SUPPLIED TEXT:
This is because the long term component of the adaptation maps the
effective dynamic range of each band into a fixed dynamic range,
approximately (30,80) dB.  This causes no problem for the usual IBM
office correspondence dictation task, where the typical office
environment exhibits a dynamic range varying between 25 and 45 dB.
However, this has the potential to produce deleterious effects in a
quieter environment, where the floor might be very low.  In
particular, this is the case of the DARPA Resource Management (RM)
data [2].  This task exemplifies an exceptionally noise free
environment, since the utterances were digitally recorded in a
sound-isolated recording booth using a headset noise-cancelling
microphone [2].

      Because of the unusual cleanliness of the DARPA recordings, out
standard signal processing may potentially reduce the effective
dynamic range of speech-related events in a (somewhat unnecessary)

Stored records
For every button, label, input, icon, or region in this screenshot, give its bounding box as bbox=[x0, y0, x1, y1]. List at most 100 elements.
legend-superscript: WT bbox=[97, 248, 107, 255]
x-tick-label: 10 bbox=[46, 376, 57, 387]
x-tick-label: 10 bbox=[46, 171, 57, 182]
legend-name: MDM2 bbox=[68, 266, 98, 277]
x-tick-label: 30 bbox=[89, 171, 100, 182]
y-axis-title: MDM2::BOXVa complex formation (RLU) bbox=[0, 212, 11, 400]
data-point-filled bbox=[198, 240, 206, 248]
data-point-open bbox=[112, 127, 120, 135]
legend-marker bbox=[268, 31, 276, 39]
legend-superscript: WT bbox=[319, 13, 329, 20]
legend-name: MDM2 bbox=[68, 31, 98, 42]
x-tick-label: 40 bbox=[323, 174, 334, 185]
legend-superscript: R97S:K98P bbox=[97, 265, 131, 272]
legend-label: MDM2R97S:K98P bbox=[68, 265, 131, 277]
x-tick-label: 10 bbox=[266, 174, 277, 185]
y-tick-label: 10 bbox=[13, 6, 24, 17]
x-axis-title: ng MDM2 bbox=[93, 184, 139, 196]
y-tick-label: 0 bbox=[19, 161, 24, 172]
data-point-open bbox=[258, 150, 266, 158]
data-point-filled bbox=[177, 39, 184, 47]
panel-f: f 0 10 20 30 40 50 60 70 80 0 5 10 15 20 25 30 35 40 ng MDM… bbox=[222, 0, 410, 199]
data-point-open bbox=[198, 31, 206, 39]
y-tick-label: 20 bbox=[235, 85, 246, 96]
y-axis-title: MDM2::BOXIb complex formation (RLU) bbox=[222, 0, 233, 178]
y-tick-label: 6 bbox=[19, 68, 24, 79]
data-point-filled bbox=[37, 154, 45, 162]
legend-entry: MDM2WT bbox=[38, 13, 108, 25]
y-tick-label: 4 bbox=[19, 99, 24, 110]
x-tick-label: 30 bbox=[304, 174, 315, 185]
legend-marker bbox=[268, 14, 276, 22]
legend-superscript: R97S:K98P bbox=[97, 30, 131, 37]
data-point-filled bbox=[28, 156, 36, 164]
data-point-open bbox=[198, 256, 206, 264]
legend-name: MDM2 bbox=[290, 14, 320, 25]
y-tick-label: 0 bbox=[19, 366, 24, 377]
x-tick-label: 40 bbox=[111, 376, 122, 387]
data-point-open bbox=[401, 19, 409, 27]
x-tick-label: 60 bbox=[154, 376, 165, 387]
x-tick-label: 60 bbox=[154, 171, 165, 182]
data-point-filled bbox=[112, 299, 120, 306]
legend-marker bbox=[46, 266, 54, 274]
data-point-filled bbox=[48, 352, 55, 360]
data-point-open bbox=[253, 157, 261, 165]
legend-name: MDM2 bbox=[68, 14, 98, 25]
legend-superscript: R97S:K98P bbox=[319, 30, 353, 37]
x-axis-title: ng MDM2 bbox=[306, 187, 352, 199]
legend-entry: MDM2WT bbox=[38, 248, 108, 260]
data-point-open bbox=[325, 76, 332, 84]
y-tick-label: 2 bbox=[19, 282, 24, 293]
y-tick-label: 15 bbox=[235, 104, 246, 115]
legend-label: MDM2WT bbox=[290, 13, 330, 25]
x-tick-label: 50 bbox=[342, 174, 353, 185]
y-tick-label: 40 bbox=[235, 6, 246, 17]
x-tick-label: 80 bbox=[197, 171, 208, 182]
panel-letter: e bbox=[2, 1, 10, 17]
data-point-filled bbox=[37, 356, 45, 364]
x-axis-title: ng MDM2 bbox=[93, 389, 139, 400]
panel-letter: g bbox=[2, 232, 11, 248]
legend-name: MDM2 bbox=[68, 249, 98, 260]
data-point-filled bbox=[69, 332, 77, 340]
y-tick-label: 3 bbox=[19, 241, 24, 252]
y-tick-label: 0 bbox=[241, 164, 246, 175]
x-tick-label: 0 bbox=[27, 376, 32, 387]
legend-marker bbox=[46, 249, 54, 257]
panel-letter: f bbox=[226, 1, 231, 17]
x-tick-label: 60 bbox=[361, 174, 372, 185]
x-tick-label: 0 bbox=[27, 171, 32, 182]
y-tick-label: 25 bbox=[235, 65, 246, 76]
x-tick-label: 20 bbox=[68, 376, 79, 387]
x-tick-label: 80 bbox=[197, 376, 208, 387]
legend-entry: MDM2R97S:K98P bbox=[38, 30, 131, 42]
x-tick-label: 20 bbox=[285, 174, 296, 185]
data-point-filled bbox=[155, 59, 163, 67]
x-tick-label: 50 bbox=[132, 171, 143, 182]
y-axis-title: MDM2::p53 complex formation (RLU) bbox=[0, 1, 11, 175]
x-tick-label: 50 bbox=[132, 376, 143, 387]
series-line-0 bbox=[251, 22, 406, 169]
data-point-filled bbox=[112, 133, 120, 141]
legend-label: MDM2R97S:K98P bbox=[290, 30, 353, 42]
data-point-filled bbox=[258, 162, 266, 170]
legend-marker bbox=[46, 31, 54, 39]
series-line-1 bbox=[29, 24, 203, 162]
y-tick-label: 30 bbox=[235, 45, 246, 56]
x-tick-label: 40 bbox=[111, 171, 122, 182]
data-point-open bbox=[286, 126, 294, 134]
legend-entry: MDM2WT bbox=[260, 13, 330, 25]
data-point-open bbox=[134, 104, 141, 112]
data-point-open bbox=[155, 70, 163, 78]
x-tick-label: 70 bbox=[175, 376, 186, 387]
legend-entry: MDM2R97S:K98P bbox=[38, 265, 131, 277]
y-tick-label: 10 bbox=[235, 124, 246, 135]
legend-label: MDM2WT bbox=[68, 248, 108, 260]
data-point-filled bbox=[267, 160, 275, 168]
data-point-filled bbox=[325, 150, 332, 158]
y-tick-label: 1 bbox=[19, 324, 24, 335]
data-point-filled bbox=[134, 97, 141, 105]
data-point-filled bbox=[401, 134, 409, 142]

JOBS:
a - Return the stored rows as a JSON list of strings, one string per line and blank lines omitted, from the first row through the row containing "legend-name: MDM2 bbox=[68, 31, 98, 42]", both ends included.
b - Write what comes next in the passage on signal processing for the DARPA recordings, picking up where it stops.

ANSWERS FOR THE TASKS:
a -
[
  "For every button, label, input, icon, or region in this screenshot, give its bounding box as bbox=[x0, y0, x1, y1]. List at most 100 elements.",
  "legend-superscript: WT bbox=[97, 248, 107, 255]",
  "x-tick-label: 10 bbox=[46, 376, 57, 387]",
  "x-tick-label: 10 bbox=[46, 171, 57, 182]",
  "legend-name: MDM2 bbox=[68, 266, 98, 277]",
  "x-tick-label: 30 bbox=[89, 171, 100, 182]",
  "y-axis-title: MDM2::BOXVa complex formation (RLU) bbox=[0, 212, 11, 400]",
  "data-point-filled bbox=[198, 240, 206, 248]",
  "data-point-open bbox=[112, 127, 120, 135]",
  "legend-marker bbox=[268, 31, 276, 39]",
  "legend-superscript: WT bbox=[319, 13, 329, 20]",
  "legend-name: MDM2 bbox=[68, 31, 98, 42]"
]

b -
effort to characterize instances of perfect silence.  This reduction
may in turn results in a loss of acoustic information and thereby a
drop in the recognition accuracy of our system.  To cope with this
situation, we introduce a signal conditioning step between critical
band filtering and long term adaptation.  Recall from, e.g., [1],
that after critical band filtering a frame of speech is represented
by a N-dimensional vector X containing the power spectrum amplitudes
in each of N critical bands, where typically 17 lt N lt 20.  This
vector is then converted to a log domain representation before
adaptation processing.

The above procedure is modified by applying to X a conditioning
transformatio...